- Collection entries
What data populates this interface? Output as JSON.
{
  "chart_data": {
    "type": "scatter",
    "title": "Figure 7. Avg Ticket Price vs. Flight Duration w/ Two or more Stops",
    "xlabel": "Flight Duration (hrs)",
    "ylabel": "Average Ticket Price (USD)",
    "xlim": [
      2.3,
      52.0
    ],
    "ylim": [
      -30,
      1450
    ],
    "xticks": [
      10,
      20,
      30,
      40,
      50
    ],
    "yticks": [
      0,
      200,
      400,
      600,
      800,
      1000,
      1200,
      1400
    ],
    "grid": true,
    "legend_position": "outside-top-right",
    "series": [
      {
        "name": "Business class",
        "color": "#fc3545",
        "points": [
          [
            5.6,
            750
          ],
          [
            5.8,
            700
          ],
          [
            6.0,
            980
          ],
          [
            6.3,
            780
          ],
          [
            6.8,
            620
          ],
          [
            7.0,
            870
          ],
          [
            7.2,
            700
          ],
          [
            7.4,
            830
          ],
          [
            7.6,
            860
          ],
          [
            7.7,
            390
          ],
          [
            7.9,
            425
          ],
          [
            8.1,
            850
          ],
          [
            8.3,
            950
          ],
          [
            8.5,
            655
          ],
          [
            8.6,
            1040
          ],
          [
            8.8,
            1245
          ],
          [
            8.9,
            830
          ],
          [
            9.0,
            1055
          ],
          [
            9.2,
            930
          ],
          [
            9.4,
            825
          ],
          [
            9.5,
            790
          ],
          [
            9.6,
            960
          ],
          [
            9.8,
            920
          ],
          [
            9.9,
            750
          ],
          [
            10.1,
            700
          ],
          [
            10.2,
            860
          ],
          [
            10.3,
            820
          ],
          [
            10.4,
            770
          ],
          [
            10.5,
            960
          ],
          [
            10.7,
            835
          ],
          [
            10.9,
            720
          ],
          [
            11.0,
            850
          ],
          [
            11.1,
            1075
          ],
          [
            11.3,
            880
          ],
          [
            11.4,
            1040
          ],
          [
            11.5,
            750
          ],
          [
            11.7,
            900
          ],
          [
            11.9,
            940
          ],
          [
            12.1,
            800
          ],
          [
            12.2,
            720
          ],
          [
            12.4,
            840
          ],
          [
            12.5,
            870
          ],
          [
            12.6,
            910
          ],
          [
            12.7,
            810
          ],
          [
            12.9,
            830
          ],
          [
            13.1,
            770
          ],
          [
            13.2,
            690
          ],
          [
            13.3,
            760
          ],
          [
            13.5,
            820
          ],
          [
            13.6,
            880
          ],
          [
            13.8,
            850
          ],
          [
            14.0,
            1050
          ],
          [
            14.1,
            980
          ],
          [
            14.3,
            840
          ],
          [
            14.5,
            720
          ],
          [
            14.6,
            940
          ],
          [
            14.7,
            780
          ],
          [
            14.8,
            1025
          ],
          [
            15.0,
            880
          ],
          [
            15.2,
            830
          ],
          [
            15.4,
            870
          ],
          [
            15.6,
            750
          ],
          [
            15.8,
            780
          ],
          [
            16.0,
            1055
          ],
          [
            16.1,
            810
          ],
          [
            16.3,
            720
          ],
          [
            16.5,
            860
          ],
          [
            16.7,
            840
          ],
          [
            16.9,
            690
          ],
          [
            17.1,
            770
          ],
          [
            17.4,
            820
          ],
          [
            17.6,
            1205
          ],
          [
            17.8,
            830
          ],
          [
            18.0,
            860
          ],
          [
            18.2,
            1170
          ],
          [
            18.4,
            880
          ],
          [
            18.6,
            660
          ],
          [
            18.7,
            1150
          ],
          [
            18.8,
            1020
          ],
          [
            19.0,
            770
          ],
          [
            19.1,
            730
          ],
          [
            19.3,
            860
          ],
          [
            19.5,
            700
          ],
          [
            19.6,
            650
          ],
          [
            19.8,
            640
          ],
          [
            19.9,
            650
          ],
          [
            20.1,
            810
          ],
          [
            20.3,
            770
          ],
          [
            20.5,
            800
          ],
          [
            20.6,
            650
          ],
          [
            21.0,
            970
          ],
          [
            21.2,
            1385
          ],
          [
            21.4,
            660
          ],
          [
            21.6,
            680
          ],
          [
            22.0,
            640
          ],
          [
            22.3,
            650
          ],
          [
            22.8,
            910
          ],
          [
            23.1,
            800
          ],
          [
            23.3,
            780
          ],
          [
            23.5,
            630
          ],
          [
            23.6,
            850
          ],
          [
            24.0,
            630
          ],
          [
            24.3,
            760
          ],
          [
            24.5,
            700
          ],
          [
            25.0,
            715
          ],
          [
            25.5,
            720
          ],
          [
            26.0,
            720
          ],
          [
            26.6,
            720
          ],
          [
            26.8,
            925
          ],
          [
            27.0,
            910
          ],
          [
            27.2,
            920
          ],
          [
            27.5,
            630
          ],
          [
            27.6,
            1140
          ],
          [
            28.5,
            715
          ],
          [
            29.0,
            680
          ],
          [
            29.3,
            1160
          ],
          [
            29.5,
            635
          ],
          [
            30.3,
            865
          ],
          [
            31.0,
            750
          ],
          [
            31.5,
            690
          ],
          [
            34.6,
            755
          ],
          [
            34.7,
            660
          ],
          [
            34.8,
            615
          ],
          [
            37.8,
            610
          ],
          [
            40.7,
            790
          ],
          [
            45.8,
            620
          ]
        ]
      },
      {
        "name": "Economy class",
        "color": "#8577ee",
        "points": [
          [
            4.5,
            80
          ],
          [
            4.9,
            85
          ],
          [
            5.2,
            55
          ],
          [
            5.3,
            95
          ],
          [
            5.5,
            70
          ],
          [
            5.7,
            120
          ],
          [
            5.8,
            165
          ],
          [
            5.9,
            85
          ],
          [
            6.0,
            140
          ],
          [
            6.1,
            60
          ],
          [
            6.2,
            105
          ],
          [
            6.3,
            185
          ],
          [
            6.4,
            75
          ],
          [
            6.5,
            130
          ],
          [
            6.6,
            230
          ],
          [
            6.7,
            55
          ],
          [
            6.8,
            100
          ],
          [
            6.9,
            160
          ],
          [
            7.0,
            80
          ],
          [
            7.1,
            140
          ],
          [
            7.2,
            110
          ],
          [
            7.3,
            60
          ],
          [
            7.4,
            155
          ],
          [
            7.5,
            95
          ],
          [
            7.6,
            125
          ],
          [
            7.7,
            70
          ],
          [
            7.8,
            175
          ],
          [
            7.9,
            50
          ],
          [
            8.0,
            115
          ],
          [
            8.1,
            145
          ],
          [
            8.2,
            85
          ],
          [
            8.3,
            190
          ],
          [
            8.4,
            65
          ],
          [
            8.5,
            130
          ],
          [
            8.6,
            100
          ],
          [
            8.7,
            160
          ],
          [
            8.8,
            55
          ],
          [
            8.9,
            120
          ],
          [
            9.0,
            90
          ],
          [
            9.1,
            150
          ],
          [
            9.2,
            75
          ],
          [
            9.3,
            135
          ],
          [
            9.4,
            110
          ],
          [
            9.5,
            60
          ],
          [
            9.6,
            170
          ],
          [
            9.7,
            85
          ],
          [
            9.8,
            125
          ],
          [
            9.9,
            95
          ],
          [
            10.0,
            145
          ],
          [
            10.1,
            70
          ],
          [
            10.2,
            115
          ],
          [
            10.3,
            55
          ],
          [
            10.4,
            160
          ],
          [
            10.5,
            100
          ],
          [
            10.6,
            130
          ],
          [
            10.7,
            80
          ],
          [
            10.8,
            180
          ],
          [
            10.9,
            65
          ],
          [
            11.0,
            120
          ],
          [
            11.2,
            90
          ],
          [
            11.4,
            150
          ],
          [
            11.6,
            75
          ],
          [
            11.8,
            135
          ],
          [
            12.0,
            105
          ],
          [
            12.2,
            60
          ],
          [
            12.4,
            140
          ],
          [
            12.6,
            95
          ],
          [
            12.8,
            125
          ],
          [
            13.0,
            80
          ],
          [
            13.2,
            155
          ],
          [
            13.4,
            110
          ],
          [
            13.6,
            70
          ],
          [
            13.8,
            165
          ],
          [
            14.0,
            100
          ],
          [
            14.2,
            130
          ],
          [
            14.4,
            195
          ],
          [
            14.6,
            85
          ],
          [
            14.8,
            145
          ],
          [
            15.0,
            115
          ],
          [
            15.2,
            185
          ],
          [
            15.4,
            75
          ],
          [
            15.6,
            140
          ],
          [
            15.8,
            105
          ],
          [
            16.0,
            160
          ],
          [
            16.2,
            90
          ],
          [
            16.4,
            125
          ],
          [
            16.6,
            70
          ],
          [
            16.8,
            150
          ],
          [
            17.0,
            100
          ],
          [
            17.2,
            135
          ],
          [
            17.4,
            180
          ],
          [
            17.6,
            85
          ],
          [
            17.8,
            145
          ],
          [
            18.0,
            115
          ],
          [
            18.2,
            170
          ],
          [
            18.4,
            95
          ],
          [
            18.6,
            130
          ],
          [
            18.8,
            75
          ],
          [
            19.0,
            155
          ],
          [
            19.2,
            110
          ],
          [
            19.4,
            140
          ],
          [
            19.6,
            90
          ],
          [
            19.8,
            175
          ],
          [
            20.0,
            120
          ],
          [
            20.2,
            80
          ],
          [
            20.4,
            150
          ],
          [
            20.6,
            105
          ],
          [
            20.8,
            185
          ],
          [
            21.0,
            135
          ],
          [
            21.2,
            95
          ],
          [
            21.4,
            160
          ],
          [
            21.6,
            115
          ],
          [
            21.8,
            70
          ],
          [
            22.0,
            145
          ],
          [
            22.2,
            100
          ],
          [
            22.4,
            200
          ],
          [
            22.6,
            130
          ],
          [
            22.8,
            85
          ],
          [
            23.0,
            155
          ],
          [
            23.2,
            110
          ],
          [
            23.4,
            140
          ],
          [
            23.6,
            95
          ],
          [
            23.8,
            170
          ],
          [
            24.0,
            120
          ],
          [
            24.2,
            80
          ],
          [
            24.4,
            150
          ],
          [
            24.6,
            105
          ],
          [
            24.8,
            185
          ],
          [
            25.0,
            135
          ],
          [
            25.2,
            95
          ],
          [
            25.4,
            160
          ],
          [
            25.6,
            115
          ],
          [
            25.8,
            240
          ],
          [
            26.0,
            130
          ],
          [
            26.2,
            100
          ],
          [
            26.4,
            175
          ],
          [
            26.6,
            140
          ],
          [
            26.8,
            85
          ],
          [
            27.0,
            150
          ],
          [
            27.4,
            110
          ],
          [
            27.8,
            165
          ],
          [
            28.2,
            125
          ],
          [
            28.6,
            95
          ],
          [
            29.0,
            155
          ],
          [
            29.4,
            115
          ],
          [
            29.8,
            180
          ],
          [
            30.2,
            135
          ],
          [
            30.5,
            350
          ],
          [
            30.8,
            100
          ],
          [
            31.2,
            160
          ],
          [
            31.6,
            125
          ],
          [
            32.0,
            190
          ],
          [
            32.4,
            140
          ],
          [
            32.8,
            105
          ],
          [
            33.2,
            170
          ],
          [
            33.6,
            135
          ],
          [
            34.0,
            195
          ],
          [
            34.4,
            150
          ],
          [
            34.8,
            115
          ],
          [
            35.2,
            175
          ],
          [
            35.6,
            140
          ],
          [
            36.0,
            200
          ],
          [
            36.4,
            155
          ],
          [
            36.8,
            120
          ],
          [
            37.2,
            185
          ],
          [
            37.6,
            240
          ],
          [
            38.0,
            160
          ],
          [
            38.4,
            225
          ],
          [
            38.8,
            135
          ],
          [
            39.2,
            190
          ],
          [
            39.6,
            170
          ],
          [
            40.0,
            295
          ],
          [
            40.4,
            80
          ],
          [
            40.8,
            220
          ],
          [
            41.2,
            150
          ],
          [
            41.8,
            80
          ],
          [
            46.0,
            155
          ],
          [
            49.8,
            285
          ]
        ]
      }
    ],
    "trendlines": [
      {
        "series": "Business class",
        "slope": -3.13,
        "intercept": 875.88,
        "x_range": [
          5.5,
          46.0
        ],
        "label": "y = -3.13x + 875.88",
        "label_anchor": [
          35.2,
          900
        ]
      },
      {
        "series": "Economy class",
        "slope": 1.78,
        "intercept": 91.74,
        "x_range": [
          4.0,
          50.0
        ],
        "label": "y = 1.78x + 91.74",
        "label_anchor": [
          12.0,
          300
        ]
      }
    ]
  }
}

- Do this
Report each line of the material above where the word "Duration" appears.

- Problem solution
    "title": "Figure 7. Avg Ticket Price vs. Flight Duration w/ Two or more Stops",
    "xlabel": "Flight Duration (hrs)",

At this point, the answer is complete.